Written request ▸
For each line below that includes the word "icon", make a copy.

Dataset entries ▸
'''

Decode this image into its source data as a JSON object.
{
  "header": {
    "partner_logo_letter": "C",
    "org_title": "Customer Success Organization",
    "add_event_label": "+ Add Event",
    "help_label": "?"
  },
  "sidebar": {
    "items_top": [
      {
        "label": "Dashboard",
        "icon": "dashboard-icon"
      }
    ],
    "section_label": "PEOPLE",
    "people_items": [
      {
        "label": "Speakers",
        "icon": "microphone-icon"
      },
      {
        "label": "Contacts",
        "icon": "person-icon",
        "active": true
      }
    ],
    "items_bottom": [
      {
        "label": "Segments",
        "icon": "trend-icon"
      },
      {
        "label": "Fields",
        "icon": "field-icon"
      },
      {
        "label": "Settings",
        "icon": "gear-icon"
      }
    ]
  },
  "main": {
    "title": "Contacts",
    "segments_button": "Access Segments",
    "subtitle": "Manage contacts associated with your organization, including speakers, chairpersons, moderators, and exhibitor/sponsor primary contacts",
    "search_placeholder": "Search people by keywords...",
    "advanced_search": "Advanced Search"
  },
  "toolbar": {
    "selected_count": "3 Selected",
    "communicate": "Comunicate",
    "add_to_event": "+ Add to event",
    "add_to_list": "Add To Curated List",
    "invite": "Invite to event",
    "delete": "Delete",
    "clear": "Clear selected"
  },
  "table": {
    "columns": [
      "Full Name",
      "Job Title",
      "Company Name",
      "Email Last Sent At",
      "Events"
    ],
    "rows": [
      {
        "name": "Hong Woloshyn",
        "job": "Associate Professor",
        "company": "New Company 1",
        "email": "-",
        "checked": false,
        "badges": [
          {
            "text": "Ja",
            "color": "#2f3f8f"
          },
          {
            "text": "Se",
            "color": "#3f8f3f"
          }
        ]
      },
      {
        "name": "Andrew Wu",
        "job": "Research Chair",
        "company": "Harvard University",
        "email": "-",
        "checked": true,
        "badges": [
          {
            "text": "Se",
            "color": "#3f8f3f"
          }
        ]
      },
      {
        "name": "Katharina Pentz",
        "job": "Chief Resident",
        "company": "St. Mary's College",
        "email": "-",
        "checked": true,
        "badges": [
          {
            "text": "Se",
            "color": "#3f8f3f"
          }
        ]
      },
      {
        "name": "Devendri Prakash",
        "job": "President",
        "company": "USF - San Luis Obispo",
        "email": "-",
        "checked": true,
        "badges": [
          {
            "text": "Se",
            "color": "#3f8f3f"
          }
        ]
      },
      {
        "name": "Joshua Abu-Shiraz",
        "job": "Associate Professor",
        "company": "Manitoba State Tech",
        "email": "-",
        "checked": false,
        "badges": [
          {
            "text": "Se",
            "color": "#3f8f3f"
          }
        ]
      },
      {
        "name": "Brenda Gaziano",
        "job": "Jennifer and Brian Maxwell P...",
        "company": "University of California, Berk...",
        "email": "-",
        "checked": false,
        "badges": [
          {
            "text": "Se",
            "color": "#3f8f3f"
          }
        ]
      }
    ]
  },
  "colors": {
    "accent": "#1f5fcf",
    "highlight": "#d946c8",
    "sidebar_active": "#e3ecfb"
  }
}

'''

Result of the exercise ▸
        "icon": "dashboard-icon"
        "icon": "microphone-icon"
        "icon": "person-icon",
        "icon": "trend-icon"
        "icon": "field-icon"
        "icon": "gear-icon"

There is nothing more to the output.